* [Work to complete] Quote the listing below in its entirety, omitting every image.

--- START OF Listed records ---

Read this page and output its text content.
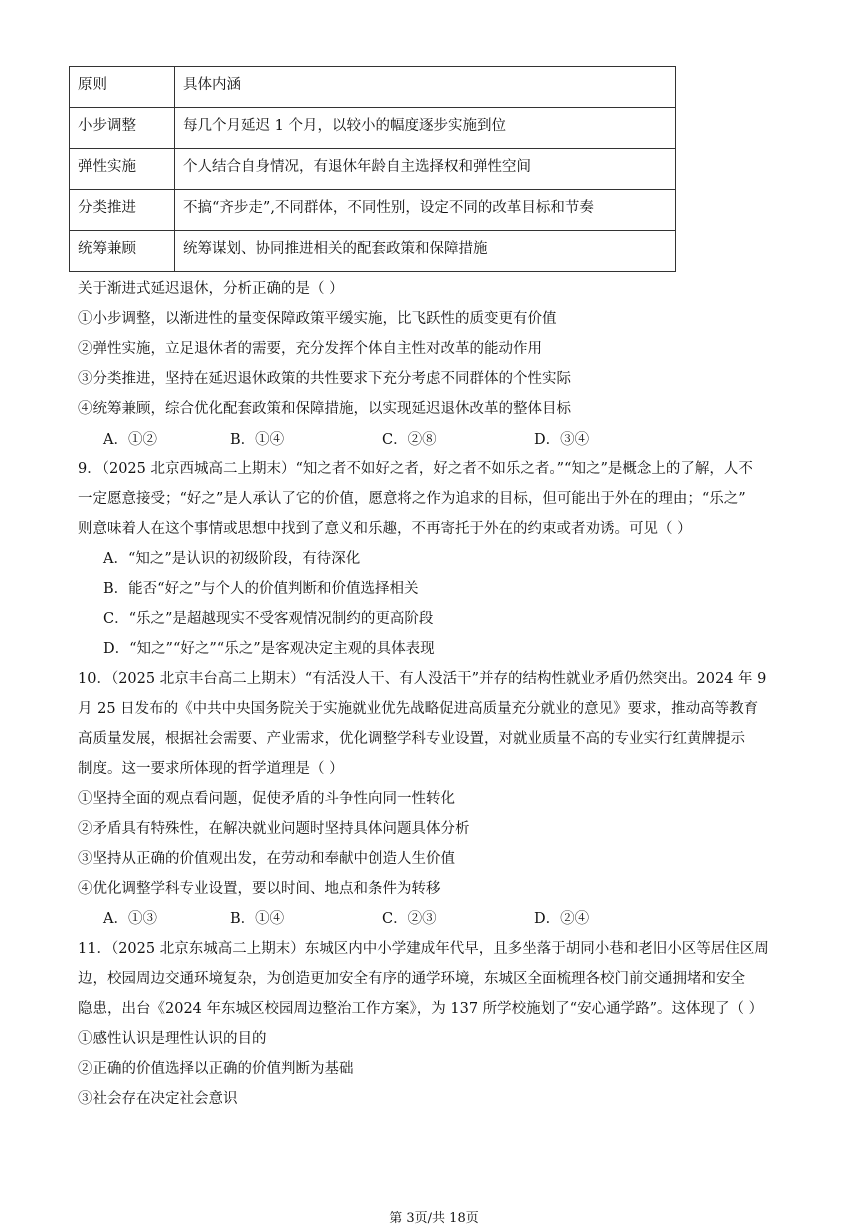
原则	具体内涵
小步调整	每几个月延迟 1 个月，以较小的幅度逐步实施到位
弹性实施	个人结合自身情况，有退休年龄自主选择权和弹性空间
分类推进	不搞“齐步走”,不同群体，不同性别，设定不同的改革目标和节奏
统筹兼顾	统筹谋划、协同推进相关的配套政策和保障措施
关于渐进式延迟退休，分析正确的是（ ）
①小步调整，以渐进性的量变保障政策平缓实施，比飞跃性的质变更有价值
②弹性实施，立足退休者的需要，充分发挥个体自主性对改革的能动作用
③分类推进，坚持在延迟退休政策的共性要求下充分考虑不同群体的个性实际
④统筹兼顾，综合优化配套政策和保障措施，以实现延迟退休改革的整体目标
A．①②	B．①④	C．②⑧	D．③④
9．（2025 北京西城高二上期末）“知之者不如好之者，好之者不如乐之者。”“知之”是概念上的了解，人不
一定愿意接受；“好之”是人承认了它的价值，愿意将之作为追求的目标，但可能出于外在的理由；“乐之”
则意味着人在这个事情或思想中找到了意义和乐趣，不再寄托于外在的约束或者劝诱。可见（ ）
A．“知之”是认识的初级阶段，有待深化
B．能否“好之”与个人的价值判断和价值选择相关
C．“乐之”是超越现实不受客观情况制约的更高阶段
D．“知之”“好之”“乐之”是客观决定主观的具体表现
10．（2025 北京丰台高二上期末）“有活没人干、有人没活干”并存的结构性就业矛盾仍然突出。2024 年 9
月 25 日发布的《中共中央国务院关于实施就业优先战略促进高质量充分就业的意见》要求，推动高等教育
高质量发展，根据社会需要、产业需求，优化调整学科专业设置，对就业质量不高的专业实行红黄牌提示
制度。这一要求所体现的哲学道理是（ ）
①坚持全面的观点看问题，促使矛盾的斗争性向同一性转化
②矛盾具有特殊性，在解决就业问题时坚持具体问题具体分析
③坚持从正确的价值观出发，在劳动和奉献中创造人生价值
④优化调整学科专业设置，要以时间、地点和条件为转移
A．①③	B．①④	C．②③	D．②④
11．（2025 北京东城高二上期末）东城区内中小学建成年代早，且多坐落于胡同小巷和老旧小区等居住区周
边，校园周边交通环境复杂，为创造更加安全有序的通学环境，东城区全面梳理各校门前交通拥堵和安全
隐患，出台《2024 年东城区校园周边整治工作方案》，为 137 所学校施划了“安心通学路”。这体现了（ ）
①感性认识是理性认识的目的
②正确的价值选择以正确的价值判断为基础
③社会存在决定社会意识
第 3页/共 18页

--- END OF Listed records ---

* [Output for this task]
Read this page and output its text content.
原则	具体内涵
小步调整	每几个月延迟 1 个月，以较小的幅度逐步实施到位
弹性实施	个人结合自身情况，有退休年龄自主选择权和弹性空间
分类推进	不搞“齐步走”,不同群体，不同性别，设定不同的改革目标和节奏
统筹兼顾	统筹谋划、协同推进相关的配套政策和保障措施
关于渐进式延迟退休，分析正确的是（ ）
①小步调整，以渐进性的量变保障政策平缓实施，比飞跃性的质变更有价值
②弹性实施，立足退休者的需要，充分发挥个体自主性对改革的能动作用
③分类推进，坚持在延迟退休政策的共性要求下充分考虑不同群体的个性实际
④统筹兼顾，综合优化配套政策和保障措施，以实现延迟退休改革的整体目标
A．①②	B．①④	C．②⑧	D．③④
9．（2025 北京西城高二上期末）“知之者不如好之者，好之者不如乐之者。”“知之”是概念上的了解，人不
一定愿意接受；“好之”是人承认了它的价值，愿意将之作为追求的目标，但可能出于外在的理由；“乐之”
则意味着人在这个事情或思想中找到了意义和乐趣，不再寄托于外在的约束或者劝诱。可见（ ）
A．“知之”是认识的初级阶段，有待深化
B．能否“好之”与个人的价值判断和价值选择相关
C．“乐之”是超越现实不受客观情况制约的更高阶段
D．“知之”“好之”“乐之”是客观决定主观的具体表现
10．（2025 北京丰台高二上期末）“有活没人干、有人没活干”并存的结构性就业矛盾仍然突出。2024 年 9
月 25 日发布的《中共中央国务院关于实施就业优先战略促进高质量充分就业的意见》要求，推动高等教育
高质量发展，根据社会需要、产业需求，优化调整学科专业设置，对就业质量不高的专业实行红黄牌提示
制度。这一要求所体现的哲学道理是（ ）
①坚持全面的观点看问题，促使矛盾的斗争性向同一性转化
②矛盾具有特殊性，在解决就业问题时坚持具体问题具体分析
③坚持从正确的价值观出发，在劳动和奉献中创造人生价值
④优化调整学科专业设置，要以时间、地点和条件为转移
A．①③	B．①④	C．②③	D．②④
11．（2025 北京东城高二上期末）东城区内中小学建成年代早，且多坐落于胡同小巷和老旧小区等居住区周
边，校园周边交通环境复杂，为创造更加安全有序的通学环境，东城区全面梳理各校门前交通拥堵和安全
隐患，出台《2024 年东城区校园周边整治工作方案》，为 137 所学校施划了“安心通学路”。这体现了（ ）
①感性认识是理性认识的目的
②正确的价值选择以正确的价值判断为基础
③社会存在决定社会意识
第 3页/共 18页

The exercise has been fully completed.